======== PASSAGE

The same day as that arraignment, on Oct. 8, the Washington Post also offered thoughts on the Comey indictment. There was a time, and it wasn’t that long ago, when a Post editorial in response to sycophantic Justice Department officials obeying a direct order from President Trump—“Pam: ... We can’t delay any longer”—to bring an explicitly vindictive prosecution against a critic and former official would have thundered. It would have offered moral and intellectual leadership in polarized times.

It is inconceivable that the Post editorial page under the leadership of Don Graham, Fred Hiatt, Jackson Diehl, and Ruth Marcus would have offered such a pitiful squeak of both-sides-ism.

Entitled “Jack Smith’s lawfare and James Comey’s arraignment on pathetically weak charges,” the editorial tried to equate the historic abomination that Comey’s prosecution represents to the former special counsel’s two weighty and thoroughly righteous indictments against Trump.

The hook for the Post’s outrage at Smith is a “revelation” from Sen. Chuck Grassley (R-Iowa) that, in September 2023, the FBI analyzed phone call records—that is, the telephone numbers that the subjects had dialed and the telephone numbers of the people who had dialed them—of eight Republican Senators for the period just before and after the bloody Capitol siege: Jan. 4 to Jan. 7, 2021. The Post editors say this investigative step exemplifies Smith’s “hardball methods” and was part of the Democratic “legal aggression” that “set the stage for the dangerous revenge tour on which [Trump] is now embarked.”

The claim is preposterous.

Let’s review the Smith prosecutions against Trump that the Post editors are purporting to suggest set the stage for Trump’s against Comey. The original indictment Smith filed in Washington, D.C., alleged three conspiracies and one substantive count relating to Trump’s attempt to steal the 2020 election. That conspiracy outlined six different dishonest schemes, the last of which included Trump’s alleged attempt to exploit the violence of the Jan. 6 riot itself to achieve his unconstitutional goal. There the indictment alleged, for instance, that even after the violent mob attacked the Capitol, injuring 140 police officers and leaving several people dead, Trump and his co-conspirators continued “calling lawmakers in an effort to convince them, by knowingly false claims of election fraud, to delay the certification,” including: 

a. The Defendant, through White House aides, attempted to reach two United States Senators at 6:00 p.m.

b. From 6:59 p.m. until 7:18 p.m., Co-Conspirator 1 placed calls to five United States Senators and one United States Representative.

c. Co-Conspirator 6 attempted to confirm phone numbers for six United States Senators whom the Defendant had directed Co-Conspirator 1 to call and attempt to enlist in further delaying the certification.

d. In one of the calls, Co-Conspirator 1 left a voicemail intended for a United States Senator that said, "We need you, our Republican friends, to try to just slow it down so we can get these legislatures to get more information to you. And I know they're reconvening at eight tonight but the only strategy we can follow is to object to numerous states and raise issues so that we get ourselves into tomorrow—ideally until the end of tomorrow."

e. In another message intended for another United States Senator, Co-Conspirator 1 repeated knowingly false allegations of election fraud, including that the vote counts certified by the states to Congress were incorrect and that the governors who had certified knew they were incorrect; that "illegal immigrants" had voted in substantial numbers in Arizona; and that "Georgia gave you a number in which 65,000 people who were underage voted." Co-Conspirator 1 also claimed that the Vice President's actions had been surprising and asked the Senator to "object to every state and kind of spread this out a little bit like a filibuster[.]"

================
======== DATASET ENTRIES

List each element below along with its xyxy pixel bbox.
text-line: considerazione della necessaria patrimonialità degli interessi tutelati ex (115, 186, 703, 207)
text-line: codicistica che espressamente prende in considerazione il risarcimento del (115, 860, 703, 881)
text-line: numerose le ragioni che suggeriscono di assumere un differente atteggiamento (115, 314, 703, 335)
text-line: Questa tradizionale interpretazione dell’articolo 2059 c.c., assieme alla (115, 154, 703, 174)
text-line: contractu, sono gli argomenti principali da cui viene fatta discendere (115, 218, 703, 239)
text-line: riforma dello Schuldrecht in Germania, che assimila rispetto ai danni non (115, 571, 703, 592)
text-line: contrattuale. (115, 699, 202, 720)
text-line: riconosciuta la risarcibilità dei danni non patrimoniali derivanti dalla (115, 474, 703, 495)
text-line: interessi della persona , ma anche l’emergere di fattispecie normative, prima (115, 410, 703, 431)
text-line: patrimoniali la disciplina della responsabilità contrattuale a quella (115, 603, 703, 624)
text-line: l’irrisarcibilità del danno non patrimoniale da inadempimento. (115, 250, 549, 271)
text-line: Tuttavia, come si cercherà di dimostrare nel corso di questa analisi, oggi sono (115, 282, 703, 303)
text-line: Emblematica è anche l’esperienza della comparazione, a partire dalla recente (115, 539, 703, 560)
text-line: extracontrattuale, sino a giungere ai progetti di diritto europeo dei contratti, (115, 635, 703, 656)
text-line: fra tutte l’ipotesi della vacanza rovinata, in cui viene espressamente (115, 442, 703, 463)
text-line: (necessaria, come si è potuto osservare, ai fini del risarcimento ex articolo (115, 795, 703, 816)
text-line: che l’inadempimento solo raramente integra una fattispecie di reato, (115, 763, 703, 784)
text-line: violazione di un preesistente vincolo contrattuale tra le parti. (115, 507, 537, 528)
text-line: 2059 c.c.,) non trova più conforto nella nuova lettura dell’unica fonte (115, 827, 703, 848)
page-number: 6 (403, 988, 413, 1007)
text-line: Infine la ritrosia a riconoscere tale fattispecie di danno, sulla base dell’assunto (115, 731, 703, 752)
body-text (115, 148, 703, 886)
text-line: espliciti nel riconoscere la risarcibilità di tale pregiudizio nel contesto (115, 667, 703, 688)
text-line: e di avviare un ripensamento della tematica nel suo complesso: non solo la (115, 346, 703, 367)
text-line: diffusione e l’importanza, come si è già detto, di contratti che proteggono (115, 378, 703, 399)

================

_WHAT THE TASK REQUIRES_. Name everyone the passage lists as having led the Post editorial page. The layout coordinate data comes from a source unrelated to the passage.

_EXERCISE OUTPUT_. Don Graham, Fred Hiatt, Jackson Diehl, Ruth Marcus